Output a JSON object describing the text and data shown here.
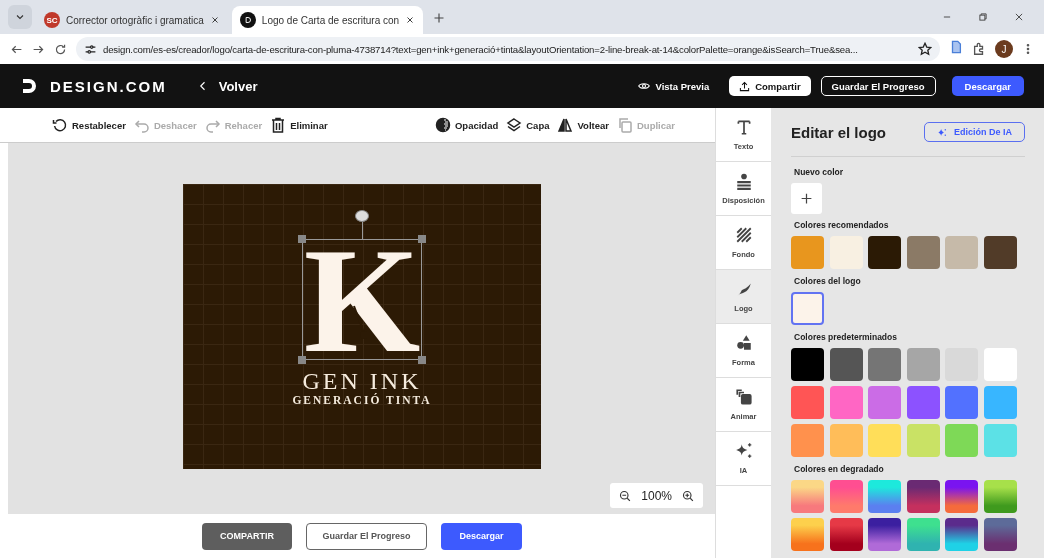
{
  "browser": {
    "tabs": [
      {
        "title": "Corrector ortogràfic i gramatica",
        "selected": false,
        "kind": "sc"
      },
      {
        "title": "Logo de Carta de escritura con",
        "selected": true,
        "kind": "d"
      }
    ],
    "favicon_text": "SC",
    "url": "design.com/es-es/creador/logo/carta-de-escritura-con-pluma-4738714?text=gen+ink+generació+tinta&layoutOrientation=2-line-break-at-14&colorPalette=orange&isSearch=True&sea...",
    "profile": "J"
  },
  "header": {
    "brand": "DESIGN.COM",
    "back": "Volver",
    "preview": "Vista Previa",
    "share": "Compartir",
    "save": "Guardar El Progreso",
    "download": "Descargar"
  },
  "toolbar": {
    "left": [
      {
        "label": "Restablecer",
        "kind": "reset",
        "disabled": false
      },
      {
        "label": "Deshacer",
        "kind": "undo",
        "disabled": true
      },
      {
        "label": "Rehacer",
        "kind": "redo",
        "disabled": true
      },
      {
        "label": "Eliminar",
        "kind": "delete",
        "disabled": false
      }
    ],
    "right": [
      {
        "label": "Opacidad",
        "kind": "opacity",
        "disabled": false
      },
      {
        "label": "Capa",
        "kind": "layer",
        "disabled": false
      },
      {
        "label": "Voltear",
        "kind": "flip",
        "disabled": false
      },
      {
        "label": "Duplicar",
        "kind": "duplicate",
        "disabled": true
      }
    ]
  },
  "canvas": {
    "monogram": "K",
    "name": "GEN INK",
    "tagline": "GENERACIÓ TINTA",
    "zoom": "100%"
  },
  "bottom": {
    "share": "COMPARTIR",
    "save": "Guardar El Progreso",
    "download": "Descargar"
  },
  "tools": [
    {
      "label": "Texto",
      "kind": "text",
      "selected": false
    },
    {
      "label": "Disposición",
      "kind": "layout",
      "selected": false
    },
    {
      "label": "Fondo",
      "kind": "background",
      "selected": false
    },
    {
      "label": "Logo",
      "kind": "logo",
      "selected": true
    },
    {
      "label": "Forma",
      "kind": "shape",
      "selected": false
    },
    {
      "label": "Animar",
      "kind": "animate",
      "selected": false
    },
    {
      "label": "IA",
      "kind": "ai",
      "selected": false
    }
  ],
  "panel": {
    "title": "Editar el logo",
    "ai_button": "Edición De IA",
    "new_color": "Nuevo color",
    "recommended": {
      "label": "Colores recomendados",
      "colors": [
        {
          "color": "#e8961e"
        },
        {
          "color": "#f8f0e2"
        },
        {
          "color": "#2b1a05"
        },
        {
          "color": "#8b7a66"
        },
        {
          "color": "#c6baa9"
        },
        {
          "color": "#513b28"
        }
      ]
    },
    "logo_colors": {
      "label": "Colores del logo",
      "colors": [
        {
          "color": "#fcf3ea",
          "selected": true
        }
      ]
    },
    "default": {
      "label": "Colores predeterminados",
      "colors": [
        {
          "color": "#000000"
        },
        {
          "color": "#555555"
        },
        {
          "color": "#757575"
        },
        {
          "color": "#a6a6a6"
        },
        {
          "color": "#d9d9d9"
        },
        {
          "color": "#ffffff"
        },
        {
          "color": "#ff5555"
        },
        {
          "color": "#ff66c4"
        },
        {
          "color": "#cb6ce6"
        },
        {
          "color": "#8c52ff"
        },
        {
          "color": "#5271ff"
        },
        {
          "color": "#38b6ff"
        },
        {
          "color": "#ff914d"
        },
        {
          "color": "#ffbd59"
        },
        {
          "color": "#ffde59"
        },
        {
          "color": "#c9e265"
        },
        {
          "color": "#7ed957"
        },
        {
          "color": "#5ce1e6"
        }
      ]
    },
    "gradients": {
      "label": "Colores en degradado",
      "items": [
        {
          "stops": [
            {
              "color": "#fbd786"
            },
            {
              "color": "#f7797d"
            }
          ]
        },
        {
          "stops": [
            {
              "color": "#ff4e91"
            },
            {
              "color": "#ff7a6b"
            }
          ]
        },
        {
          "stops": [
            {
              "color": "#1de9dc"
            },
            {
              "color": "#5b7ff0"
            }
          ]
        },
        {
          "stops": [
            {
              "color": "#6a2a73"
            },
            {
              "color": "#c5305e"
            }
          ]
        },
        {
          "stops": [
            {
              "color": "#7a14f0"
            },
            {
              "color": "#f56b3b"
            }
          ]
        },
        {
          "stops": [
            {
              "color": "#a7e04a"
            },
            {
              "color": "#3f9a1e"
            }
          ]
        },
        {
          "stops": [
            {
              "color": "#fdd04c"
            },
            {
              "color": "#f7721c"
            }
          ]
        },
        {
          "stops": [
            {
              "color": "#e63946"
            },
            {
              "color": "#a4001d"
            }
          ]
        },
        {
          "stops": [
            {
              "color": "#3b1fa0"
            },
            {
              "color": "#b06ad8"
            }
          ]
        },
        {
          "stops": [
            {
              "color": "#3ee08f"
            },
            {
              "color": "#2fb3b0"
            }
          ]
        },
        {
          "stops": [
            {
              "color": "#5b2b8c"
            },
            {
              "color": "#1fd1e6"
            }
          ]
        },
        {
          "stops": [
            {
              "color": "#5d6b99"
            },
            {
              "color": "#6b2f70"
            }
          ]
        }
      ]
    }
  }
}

» **TASK DESCRIPTION**
Go through the entries above and print each one exactly, minus the pictures.

» **EXERCISE SOLUTION**
Output a JSON object describing the text and data shown here.
{
  "browser": {
    "tabs": [
      {
        "title": "Corrector ortogràfic i gramatica",
        "selected": false,
        "kind": "sc"
      },
      {
        "title": "Logo de Carta de escritura con",
        "selected": true,
        "kind": "d"
      }
    ],
    "favicon_text": "SC",
    "url": "design.com/es-es/creador/logo/carta-de-escritura-con-pluma-4738714?text=gen+ink+generació+tinta&layoutOrientation=2-line-break-at-14&colorPalette=orange&isSearch=True&sea...",
    "profile": "J"
  },
  "header": {
    "brand": "DESIGN.COM",
    "back": "Volver",
    "preview": "Vista Previa",
    "share": "Compartir",
    "save": "Guardar El Progreso",
    "download": "Descargar"
  },
  "toolbar": {
    "left": [
      {
        "label": "Restablecer",
        "kind": "reset",
        "disabled": false
      },
      {
        "label": "Deshacer",
        "kind": "undo",
        "disabled": true
      },
      {
        "label": "Rehacer",
        "kind": "redo",
        "disabled": true
      },
      {
        "label": "Eliminar",
        "kind": "delete",
        "disabled": false
      }
    ],
    "right": [
      {
        "label": "Opacidad",
        "kind": "opacity",
        "disabled": false
      },
      {
        "label": "Capa",
        "kind": "layer",
        "disabled": false
      },
      {
        "label": "Voltear",
        "kind": "flip",
        "disabled": false
      },
      {
        "label": "Duplicar",
        "kind": "duplicate",
        "disabled": true
      }
    ]
  },
  "canvas": {
    "monogram": "K",
    "name": "GEN INK",
    "tagline": "GENERACIÓ TINTA",
    "zoom": "100%"
  },
  "bottom": {
    "share": "COMPARTIR",
    "save": "Guardar El Progreso",
    "download": "Descargar"
  },
  "tools": [
    {
      "label": "Texto",
      "kind": "text",
      "selected": false
    },
    {
      "label": "Disposición",
      "kind": "layout",
      "selected": false
    },
    {
      "label": "Fondo",
      "kind": "background",
      "selected": false
    },
    {
      "label": "Logo",
      "kind": "logo",
      "selected": true
    },
    {
      "label": "Forma",
      "kind": "shape",
      "selected": false
    },
    {
      "label": "Animar",
      "kind": "animate",
      "selected": false
    },
    {
      "label": "IA",
      "kind": "ai",
      "selected": false
    }
  ],
  "panel": {
    "title": "Editar el logo",
    "ai_button": "Edición De IA",
    "new_color": "Nuevo color",
    "recommended": {
      "label": "Colores recomendados",
      "colors": [
        {
          "color": "#e8961e"
        },
        {
          "color": "#f8f0e2"
        },
        {
          "color": "#2b1a05"
        },
        {
          "color": "#8b7a66"
        },
        {
          "color": "#c6baa9"
        },
        {
          "color": "#513b28"
        }
      ]
    },
    "logo_colors": {
      "label": "Colores del logo",
      "colors": [
        {
          "color": "#fcf3ea",
          "selected": true
        }
      ]
    },
    "default": {
      "label": "Colores predeterminados",
      "colors": [
        {
          "color": "#000000"
        },
        {
          "color": "#555555"
        },
        {
          "color": "#757575"
        },
        {
          "color": "#a6a6a6"
        },
        {
          "color": "#d9d9d9"
        },
        {
          "color": "#ffffff"
        },
        {
          "color": "#ff5555"
        },
        {
          "color": "#ff66c4"
        },
        {
          "color": "#cb6ce6"
        },
        {
          "color": "#8c52ff"
        },
        {
          "color": "#5271ff"
        },
        {
          "color": "#38b6ff"
        },
        {
          "color": "#ff914d"
        },
        {
          "color": "#ffbd59"
        },
        {
          "color": "#ffde59"
        },
        {
          "color": "#c9e265"
        },
        {
          "color": "#7ed957"
        },
        {
          "color": "#5ce1e6"
        }
      ]
    },
    "gradients": {
      "label": "Colores en degradado",
      "items": [
        {
          "stops": [
            {
              "color": "#fbd786"
            },
            {
              "color": "#f7797d"
            }
          ]
        },
        {
          "stops": [
            {
              "color": "#ff4e91"
            },
            {
              "color": "#ff7a6b"
            }
          ]
        },
        {
          "stops": [
            {
              "color": "#1de9dc"
            },
            {
              "color": "#5b7ff0"
            }
          ]
        },
        {
          "stops": [
            {
              "color": "#6a2a73"
            },
            {
              "color": "#c5305e"
            }
          ]
        },
        {
          "stops": [
            {
              "color": "#7a14f0"
            },
            {
              "color": "#f56b3b"
            }
          ]
        },
        {
          "stops": [
            {
              "color": "#a7e04a"
            },
            {
              "color": "#3f9a1e"
            }
          ]
        },
        {
          "stops": [
            {
              "color": "#fdd04c"
            },
            {
              "color": "#f7721c"
            }
          ]
        },
        {
          "stops": [
            {
              "color": "#e63946"
            },
            {
              "color": "#a4001d"
            }
          ]
        },
        {
          "stops": [
            {
              "color": "#3b1fa0"
            },
            {
              "color": "#b06ad8"
            }
          ]
        },
        {
          "stops": [
            {
              "color": "#3ee08f"
            },
            {
              "color": "#2fb3b0"
            }
          ]
        },
        {
          "stops": [
            {
              "color": "#5b2b8c"
            },
            {
              "color": "#1fd1e6"
            }
          ]
        },
        {
          "stops": [
            {
              "color": "#5d6b99"
            },
            {
              "color": "#6b2f70"
            }
          ]
        }
      ]
    }
  }
}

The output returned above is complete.